Task details: Recast every line of the records below as a Markdown table with two columns, Row and Line, giving each line a row number and skipping any blank lines. Leave the pictures out of the answer.
####################
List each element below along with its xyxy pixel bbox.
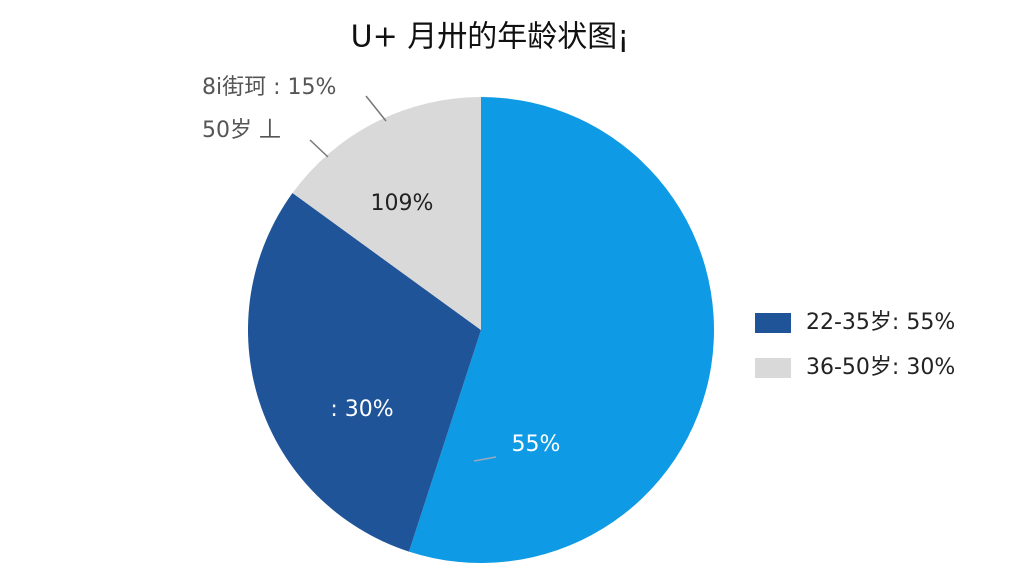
slice-label: 55% <box>512 432 561 457</box>
chart-title: U+ 月卅的年龄状图¡ <box>351 20 630 55</box>
slice-label: 109% <box>371 191 434 216</box>
leader-line <box>473 456 497 462</box>
leader-line <box>365 95 387 122</box>
legend-swatch <box>755 313 791 333</box>
legend-swatch <box>755 358 791 378</box>
legend-label: 36-50岁: 30% <box>806 355 955 380</box>
callout-label: 8i街珂 : 15% <box>202 75 336 100</box>
pie-slice <box>292 97 481 330</box>
pie-slice <box>247 193 481 552</box>
slice-label: : 30% <box>330 397 393 422</box>
legend-label: 22-35岁: 55% <box>806 310 955 335</box>
callout-label: 50岁 丄 <box>202 118 281 143</box>
leader-line <box>309 139 329 158</box>
pie-slice <box>408 97 714 563</box>
pie <box>247 97 714 563</box>
legend: 22-35岁: 55% 36-50岁: 30% <box>755 310 955 380</box>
####################
Response to this exercise:
| Row | Line |
|---|---|
| 1 | List each element below along with its xyxy pixel bbox. |
| 2 | slice-label: 55% <box>512 432 561 457</box> |
| 3 | chart-title: U+ 月卅的年龄状图¡ <box>351 20 630 55</box> |
| 4 | slice-label: 109% <box>371 191 434 216</box> |
| 5 | leader-line <box>473 456 497 462</box> |
| 6 | leader-line <box>365 95 387 122</box> |
| 7 | legend-swatch <box>755 313 791 333</box> |
| 8 | legend-swatch <box>755 358 791 378</box> |
| 9 | legend-label: 36-50岁: 30% <box>806 355 955 380</box> |
| 10 | callout-label: 8i街珂 : 15% <box>202 75 336 100</box> |
| 11 | pie-slice <box>292 97 481 330</box> |
| 12 | pie-slice <box>247 193 481 552</box> |
| 13 | slice-label: : 30% <box>330 397 393 422</box> |
| 14 | legend-label: 22-35岁: 55% <box>806 310 955 335</box> |
| 15 | callout-label: 50岁 丄 <box>202 118 281 143</box> |
| 16 | leader-line <box>309 139 329 158</box> |
| 17 | pie-slice <box>408 97 714 563</box> |
| 18 | pie <box>247 97 714 563</box> |
| 19 | legend: 22-35岁: 55% 36-50岁: 30% <box>755 310 955 380</box> |